DATA ROWS
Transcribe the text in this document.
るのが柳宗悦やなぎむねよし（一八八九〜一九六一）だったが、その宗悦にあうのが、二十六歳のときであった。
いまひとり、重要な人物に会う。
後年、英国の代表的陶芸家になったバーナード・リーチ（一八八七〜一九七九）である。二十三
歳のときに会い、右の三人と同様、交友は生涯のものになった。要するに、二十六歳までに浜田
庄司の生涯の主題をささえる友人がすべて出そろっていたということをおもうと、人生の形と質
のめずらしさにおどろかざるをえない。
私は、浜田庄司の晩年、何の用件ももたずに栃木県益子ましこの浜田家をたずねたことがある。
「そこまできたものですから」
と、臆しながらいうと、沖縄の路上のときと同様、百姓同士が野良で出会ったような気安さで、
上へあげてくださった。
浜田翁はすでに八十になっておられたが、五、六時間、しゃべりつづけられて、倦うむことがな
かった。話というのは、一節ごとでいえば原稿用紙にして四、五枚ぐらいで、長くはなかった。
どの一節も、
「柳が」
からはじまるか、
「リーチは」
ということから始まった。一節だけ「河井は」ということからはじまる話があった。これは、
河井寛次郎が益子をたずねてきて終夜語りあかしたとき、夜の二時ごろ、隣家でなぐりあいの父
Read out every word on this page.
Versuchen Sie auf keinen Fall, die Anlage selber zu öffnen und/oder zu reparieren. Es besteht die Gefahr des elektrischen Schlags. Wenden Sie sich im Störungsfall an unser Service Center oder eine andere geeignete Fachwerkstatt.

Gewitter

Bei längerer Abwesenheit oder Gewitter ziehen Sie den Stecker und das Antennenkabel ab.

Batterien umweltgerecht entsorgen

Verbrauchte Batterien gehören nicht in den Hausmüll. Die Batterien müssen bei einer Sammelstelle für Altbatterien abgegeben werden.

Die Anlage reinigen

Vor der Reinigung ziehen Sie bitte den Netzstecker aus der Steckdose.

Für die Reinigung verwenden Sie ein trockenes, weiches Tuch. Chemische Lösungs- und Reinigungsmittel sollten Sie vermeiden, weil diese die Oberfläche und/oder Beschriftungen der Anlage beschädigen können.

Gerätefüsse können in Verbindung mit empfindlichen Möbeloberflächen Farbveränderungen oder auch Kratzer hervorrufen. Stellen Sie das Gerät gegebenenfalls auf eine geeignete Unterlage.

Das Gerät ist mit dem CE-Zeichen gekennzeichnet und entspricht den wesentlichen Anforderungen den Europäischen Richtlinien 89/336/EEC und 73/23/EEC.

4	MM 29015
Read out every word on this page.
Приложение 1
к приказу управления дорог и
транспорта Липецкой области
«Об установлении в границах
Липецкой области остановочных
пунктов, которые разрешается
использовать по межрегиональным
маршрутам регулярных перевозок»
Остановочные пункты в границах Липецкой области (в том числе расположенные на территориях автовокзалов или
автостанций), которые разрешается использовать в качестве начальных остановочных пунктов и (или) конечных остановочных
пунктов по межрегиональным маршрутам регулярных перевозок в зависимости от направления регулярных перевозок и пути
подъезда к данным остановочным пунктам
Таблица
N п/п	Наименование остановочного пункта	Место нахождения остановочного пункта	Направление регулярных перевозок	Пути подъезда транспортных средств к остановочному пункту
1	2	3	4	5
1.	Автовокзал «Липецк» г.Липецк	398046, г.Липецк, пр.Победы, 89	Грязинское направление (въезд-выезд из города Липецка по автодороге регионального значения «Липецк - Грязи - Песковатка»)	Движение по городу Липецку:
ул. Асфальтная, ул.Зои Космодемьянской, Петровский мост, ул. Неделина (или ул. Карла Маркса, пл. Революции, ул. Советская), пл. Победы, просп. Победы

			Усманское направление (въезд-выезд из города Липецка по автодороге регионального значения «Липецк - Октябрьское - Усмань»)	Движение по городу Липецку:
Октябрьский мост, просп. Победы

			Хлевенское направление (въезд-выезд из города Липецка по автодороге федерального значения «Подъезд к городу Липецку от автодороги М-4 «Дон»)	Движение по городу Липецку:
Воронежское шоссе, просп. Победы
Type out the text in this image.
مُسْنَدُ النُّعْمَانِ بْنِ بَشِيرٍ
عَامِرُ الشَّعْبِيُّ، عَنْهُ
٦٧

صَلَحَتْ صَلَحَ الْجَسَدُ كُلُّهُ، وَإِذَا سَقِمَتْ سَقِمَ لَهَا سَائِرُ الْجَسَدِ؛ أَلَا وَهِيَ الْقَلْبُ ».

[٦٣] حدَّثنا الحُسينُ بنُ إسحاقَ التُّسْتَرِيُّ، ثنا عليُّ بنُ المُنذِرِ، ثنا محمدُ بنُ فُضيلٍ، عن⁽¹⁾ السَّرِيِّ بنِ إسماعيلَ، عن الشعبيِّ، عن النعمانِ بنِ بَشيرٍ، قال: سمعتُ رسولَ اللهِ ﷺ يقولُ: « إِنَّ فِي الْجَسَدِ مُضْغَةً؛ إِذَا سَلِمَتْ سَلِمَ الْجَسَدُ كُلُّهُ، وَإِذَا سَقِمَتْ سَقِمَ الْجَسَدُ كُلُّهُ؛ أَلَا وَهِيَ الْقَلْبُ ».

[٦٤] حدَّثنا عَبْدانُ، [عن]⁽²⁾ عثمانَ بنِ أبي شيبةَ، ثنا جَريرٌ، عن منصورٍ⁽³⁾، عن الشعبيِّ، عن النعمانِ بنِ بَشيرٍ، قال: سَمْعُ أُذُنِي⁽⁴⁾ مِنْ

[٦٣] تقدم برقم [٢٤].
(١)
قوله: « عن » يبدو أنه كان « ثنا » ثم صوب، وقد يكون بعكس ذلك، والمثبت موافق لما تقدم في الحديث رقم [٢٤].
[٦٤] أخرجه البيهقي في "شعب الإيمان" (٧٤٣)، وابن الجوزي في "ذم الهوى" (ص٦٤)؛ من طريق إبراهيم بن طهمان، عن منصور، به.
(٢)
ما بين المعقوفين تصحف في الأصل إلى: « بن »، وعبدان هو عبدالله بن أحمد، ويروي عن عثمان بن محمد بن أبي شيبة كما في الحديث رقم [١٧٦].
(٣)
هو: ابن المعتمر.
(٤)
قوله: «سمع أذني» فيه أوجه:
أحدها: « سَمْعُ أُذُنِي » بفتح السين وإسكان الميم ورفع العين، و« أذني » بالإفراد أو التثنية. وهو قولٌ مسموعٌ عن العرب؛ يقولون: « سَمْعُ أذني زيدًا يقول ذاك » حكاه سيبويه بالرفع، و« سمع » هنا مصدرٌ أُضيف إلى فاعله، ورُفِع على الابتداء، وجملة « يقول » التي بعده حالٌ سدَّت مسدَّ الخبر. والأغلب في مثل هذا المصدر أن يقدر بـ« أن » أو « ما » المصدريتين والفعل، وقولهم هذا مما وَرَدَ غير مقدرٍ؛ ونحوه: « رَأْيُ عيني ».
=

TASK TO COMPLETE
In the data above, count the lines where the word "Gewitter" appears; reply with the number only.

FULL OUTPUT
2